## begin Dataset rows

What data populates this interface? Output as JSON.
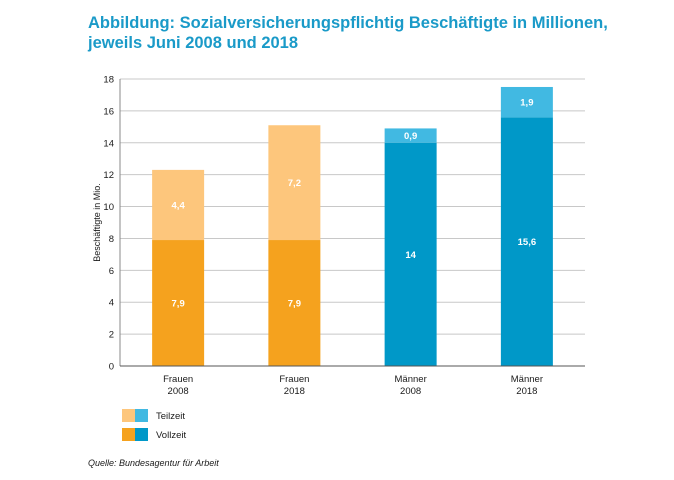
{
  "title_line1": "Abbildung: Sozialversicherungspflichtig Beschäftigte in Millionen,",
  "title_line2": "jeweils Juni 2008 und 2018",
  "source": "Quelle: Bundesagentur für Arbeit",
  "chart_data": {
    "type": "bar",
    "stacked": true,
    "title": "Abbildung: Sozialversicherungspflichtig Beschäftigte in Millionen, jeweils Juni 2008 und 2018",
    "xlabel": "",
    "ylabel": "Beschäftigte in Mio.",
    "ylim": [
      0,
      18
    ],
    "yticks": [
      "0",
      "2",
      "4",
      "6",
      "8",
      "10",
      "12",
      "14",
      "16",
      "18"
    ],
    "grid": true,
    "legend_position": "bottom-left",
    "categories": [
      {
        "line1": "Frauen",
        "line2": "2008",
        "group": "frauen"
      },
      {
        "line1": "Frauen",
        "line2": "2018",
        "group": "frauen"
      },
      {
        "line1": "Männer",
        "line2": "2008",
        "group": "maenner"
      },
      {
        "line1": "Männer",
        "line2": "2018",
        "group": "maenner"
      }
    ],
    "series": [
      {
        "name": "Vollzeit",
        "values": [
          7.9,
          7.9,
          14,
          15.6
        ],
        "labels": [
          "7,9",
          "7,9",
          "14",
          "15,6"
        ]
      },
      {
        "name": "Teilzeit",
        "values": [
          4.4,
          7.2,
          0.9,
          1.9
        ],
        "labels": [
          "4,4",
          "7,2",
          "0,9",
          "1,9"
        ]
      }
    ],
    "colors": {
      "frauen": {
        "Vollzeit": "#f5a21e",
        "Teilzeit": "#fdc67c"
      },
      "maenner": {
        "Vollzeit": "#0098c8",
        "Teilzeit": "#41b9e2"
      }
    },
    "legend": [
      {
        "label": "Teilzeit",
        "series": "Teilzeit"
      },
      {
        "label": "Vollzeit",
        "series": "Vollzeit"
      }
    ]
  }
}
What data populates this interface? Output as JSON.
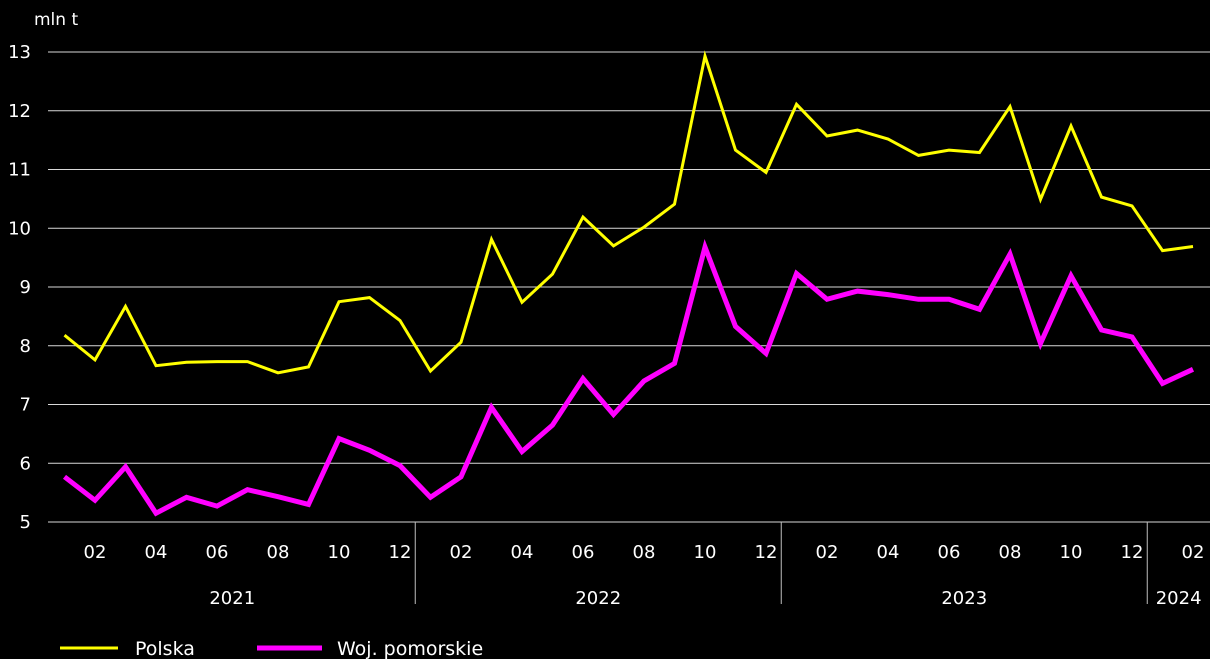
{
  "chart_data": {
    "type": "line",
    "ylabel": "mln t",
    "ylim": [
      5,
      13
    ],
    "yticks": [
      5,
      6,
      7,
      8,
      9,
      10,
      11,
      12,
      13
    ],
    "grid": true,
    "legend_placement": "bottom-left",
    "x": [
      "2021-01",
      "2021-02",
      "2021-03",
      "2021-04",
      "2021-05",
      "2021-06",
      "2021-07",
      "2021-08",
      "2021-09",
      "2021-10",
      "2021-11",
      "2021-12",
      "2022-01",
      "2022-02",
      "2022-03",
      "2022-04",
      "2022-05",
      "2022-06",
      "2022-07",
      "2022-08",
      "2022-09",
      "2022-10",
      "2022-11",
      "2022-12",
      "2023-01",
      "2023-02",
      "2023-03",
      "2023-04",
      "2023-05",
      "2023-06",
      "2023-07",
      "2023-08",
      "2023-09",
      "2023-10",
      "2023-11",
      "2023-12",
      "2024-01",
      "2024-02"
    ],
    "month_tick_labels": [
      "02",
      "04",
      "06",
      "08",
      "10",
      "12"
    ],
    "month_tick_labels_2024": [
      "02"
    ],
    "years": [
      "2021",
      "2022",
      "2023",
      "2024"
    ],
    "series": [
      {
        "name": "Polska",
        "color": "#ffff00",
        "values": [
          8.18,
          7.76,
          8.67,
          7.66,
          7.72,
          7.73,
          7.73,
          7.54,
          7.64,
          8.75,
          8.82,
          8.43,
          7.57,
          8.06,
          9.81,
          8.74,
          9.22,
          10.19,
          9.7,
          10.02,
          10.41,
          12.93,
          11.33,
          10.95,
          12.11,
          11.57,
          11.67,
          11.52,
          11.24,
          11.33,
          11.29,
          12.07,
          10.49,
          11.74,
          10.53,
          10.38,
          9.62,
          9.69
        ]
      },
      {
        "name": "Woj. pomorskie",
        "color": "#ff00ff",
        "values": [
          5.77,
          5.37,
          5.94,
          5.15,
          5.42,
          5.27,
          5.55,
          5.43,
          5.3,
          6.42,
          6.22,
          5.96,
          5.42,
          5.77,
          6.95,
          6.2,
          6.65,
          7.44,
          6.83,
          7.4,
          7.7,
          9.68,
          8.33,
          7.87,
          9.23,
          8.79,
          8.93,
          8.87,
          8.79,
          8.79,
          8.62,
          9.56,
          8.04,
          9.19,
          8.27,
          8.15,
          7.36,
          7.6
        ]
      }
    ]
  }
}
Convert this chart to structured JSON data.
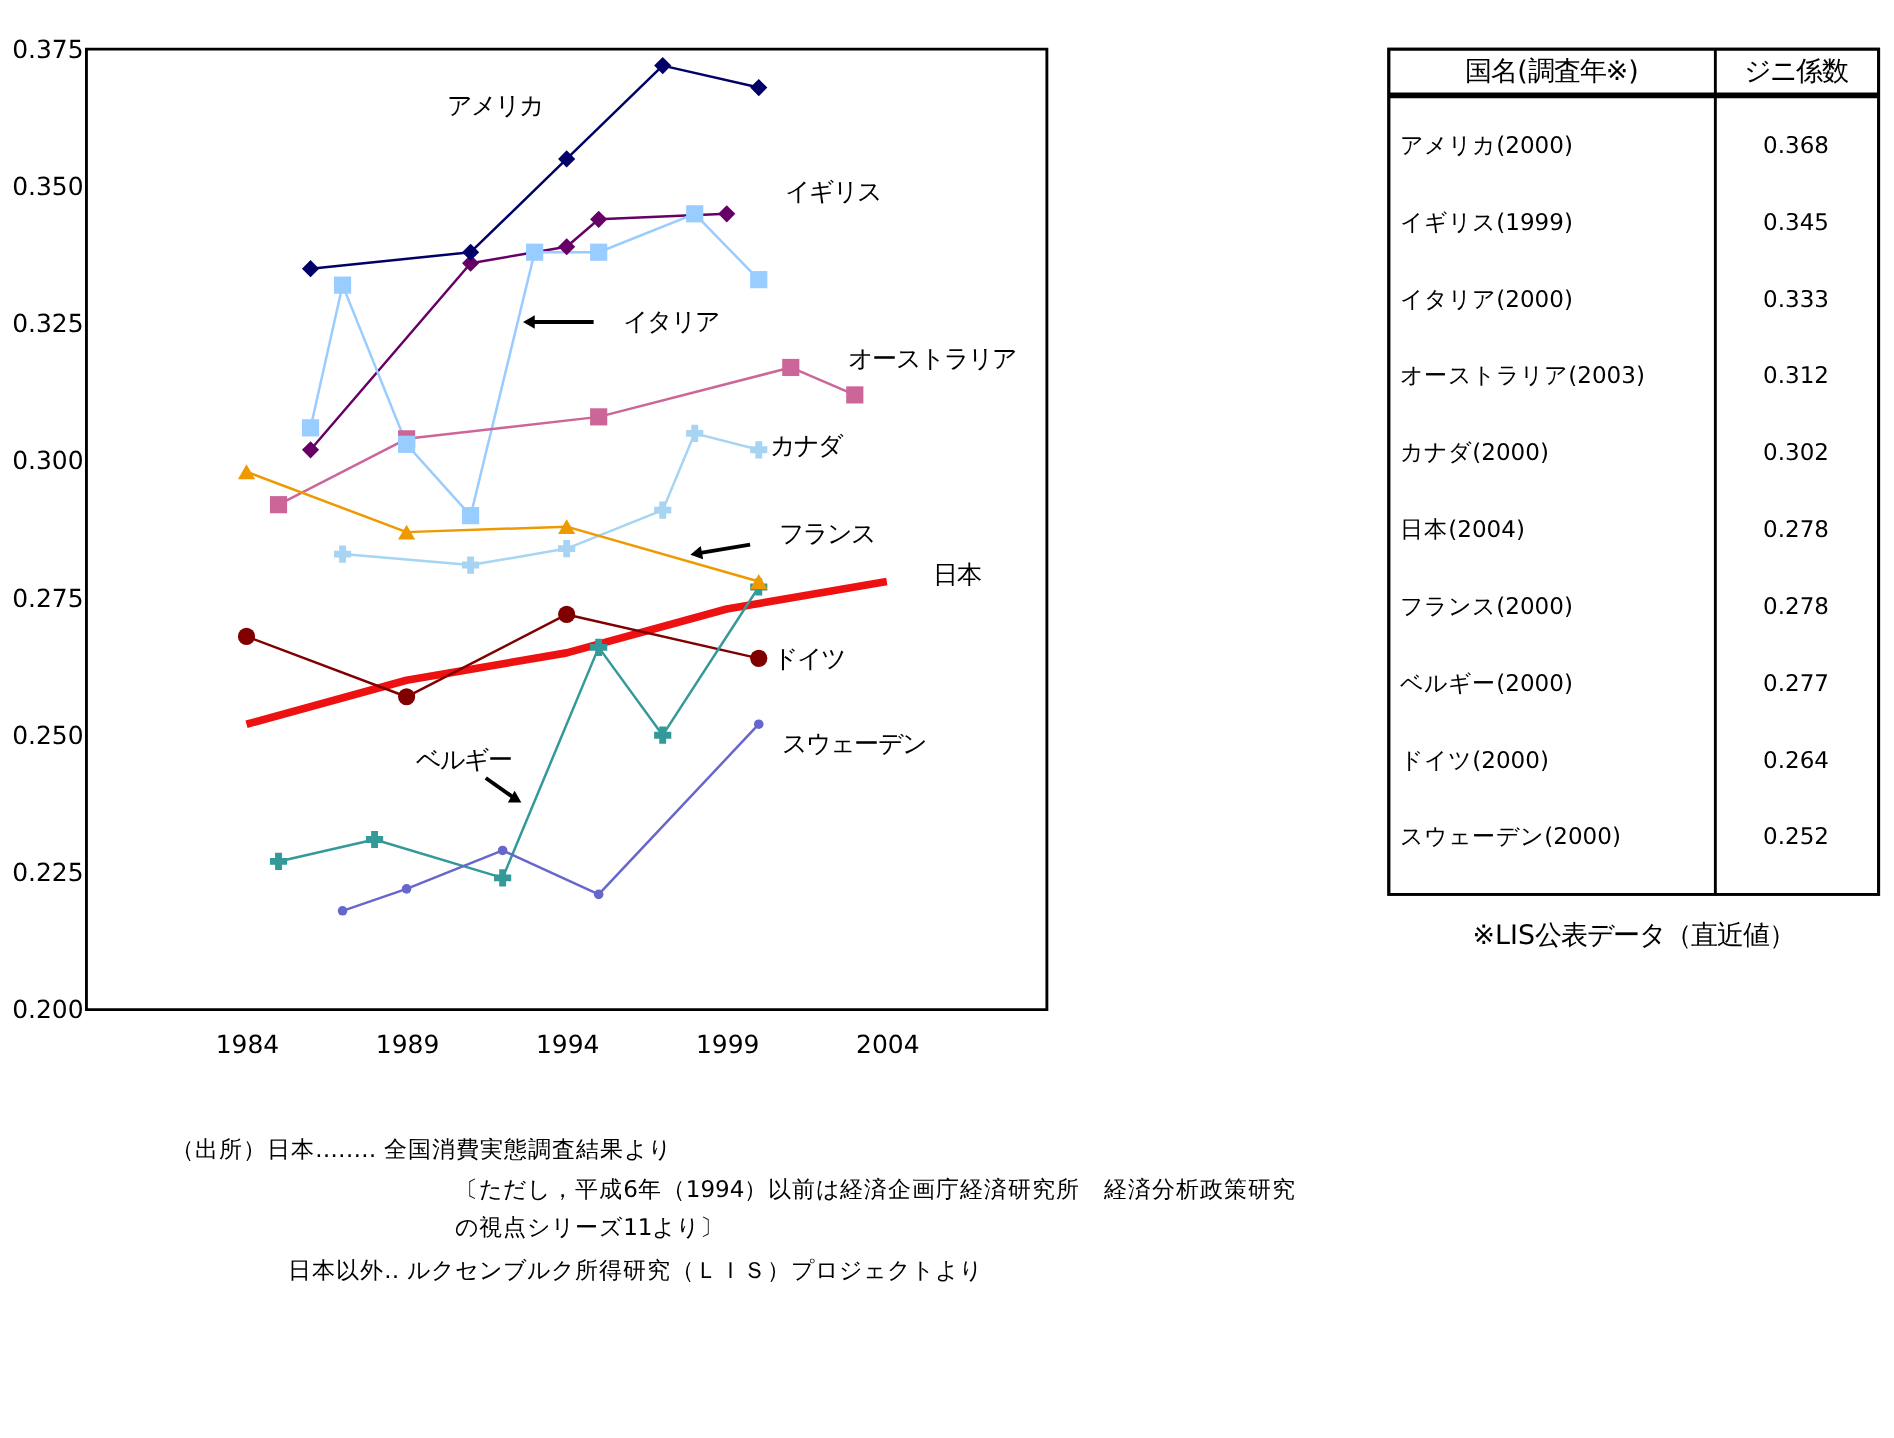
{
  "chart_data": [
    {
      "type": "line",
      "xlim": [
        1979,
        2009
      ],
      "xticks": [
        1984,
        1989,
        1994,
        1999,
        2004
      ],
      "ylim": [
        0.2,
        0.375
      ],
      "yticks": [
        {
          "value": 0.2,
          "label": "0.200"
        },
        {
          "value": 0.225,
          "label": "0.225"
        },
        {
          "value": 0.25,
          "label": "0.250"
        },
        {
          "value": 0.275,
          "label": "0.275"
        },
        {
          "value": 0.3,
          "label": "0.300"
        },
        {
          "value": 0.325,
          "label": "0.325"
        },
        {
          "value": 0.35,
          "label": "0.350"
        },
        {
          "value": 0.375,
          "label": "0.375"
        }
      ],
      "grid": false,
      "legend": false,
      "series": [
        {
          "name": "アメリカ",
          "color": "#000066",
          "marker": "diamond",
          "x": [
            1986,
            1991,
            1994,
            1997,
            2000
          ],
          "values": [
            0.335,
            0.338,
            0.355,
            0.372,
            0.368
          ]
        },
        {
          "name": "イギリス",
          "color": "#660066",
          "marker": "diamond",
          "x": [
            1986,
            1991,
            1994,
            1995,
            1999
          ],
          "values": [
            0.302,
            0.336,
            0.339,
            0.344,
            0.345
          ]
        },
        {
          "name": "イタリア",
          "color": "#99ccff",
          "marker": "square",
          "x": [
            1986,
            1987,
            1989,
            1991,
            1993,
            1995,
            1998,
            2000
          ],
          "values": [
            0.306,
            0.332,
            0.303,
            0.29,
            0.338,
            0.338,
            0.345,
            0.333
          ]
        },
        {
          "name": "オーストラリア",
          "color": "#cc6699",
          "marker": "square",
          "x": [
            1985,
            1989,
            1995,
            2001,
            2003
          ],
          "values": [
            0.292,
            0.304,
            0.308,
            0.317,
            0.312
          ]
        },
        {
          "name": "カナダ",
          "color": "#a6d4f2",
          "marker": "cross",
          "x": [
            1987,
            1991,
            1994,
            1997,
            1998,
            2000
          ],
          "values": [
            0.283,
            0.281,
            0.284,
            0.291,
            0.305,
            0.302
          ]
        },
        {
          "name": "フランス",
          "color": "#ee9900",
          "marker": "triangle",
          "x": [
            1984,
            1989,
            1994,
            2000
          ],
          "values": [
            0.298,
            0.287,
            0.288,
            0.278
          ]
        },
        {
          "name": "日本",
          "color": "#ee1111",
          "marker": "none",
          "x": [
            1984,
            1989,
            1994,
            1999,
            2004
          ],
          "values": [
            0.252,
            0.26,
            0.265,
            0.273,
            0.278
          ]
        },
        {
          "name": "ドイツ",
          "color": "#800000",
          "marker": "circle",
          "x": [
            1984,
            1989,
            1994,
            2000
          ],
          "values": [
            0.268,
            0.257,
            0.272,
            0.264
          ]
        },
        {
          "name": "ベルギー",
          "color": "#339999",
          "marker": "cross",
          "x": [
            1985,
            1988,
            1992,
            1995,
            1997,
            2000
          ],
          "values": [
            0.227,
            0.231,
            0.224,
            0.266,
            0.25,
            0.277
          ]
        },
        {
          "name": "スウェーデン",
          "color": "#6666cc",
          "marker": "circle",
          "x": [
            1987,
            1989,
            1992,
            1995,
            2000
          ],
          "values": [
            0.218,
            0.222,
            0.229,
            0.221,
            0.252
          ]
        }
      ],
      "annotations": [
        "（出所）日本‥‥‥‥ 全国消費実態調査結果より",
        "〔ただし，平成6年（1994）以前は経済企画庁経済研究所　経済分析政策研究",
        "の視点シリーズ11より〕",
        "日本以外‥ ルクセンブルク所得研究（ＬＩＳ）プロジェクトより"
      ]
    },
    {
      "type": "other",
      "xlabel": "国名(調査年※)",
      "ylabel": "ジニ係数",
      "categories": [
        "アメリカ(2000)",
        "イギリス(1999)",
        "イタリア(2000)",
        "オーストラリア(2003)",
        "カナダ(2000)",
        "日本(2004)",
        "フランス(2000)",
        "ベルギー(2000)",
        "ドイツ(2000)",
        "スウェーデン(2000)"
      ],
      "values": [
        0.368,
        0.345,
        0.333,
        0.312,
        0.302,
        0.278,
        0.278,
        0.277,
        0.264,
        0.252
      ],
      "data_labels": true,
      "annotations": [
        "※LIS公表データ（直近値）"
      ]
    }
  ]
}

## end Dataset rows

**Exercise:** Show every line where the string "type" appears.

**Result for this exercise:**
    "type": "bar",
    "type": "line",
      "type": "line",
      "type": "other",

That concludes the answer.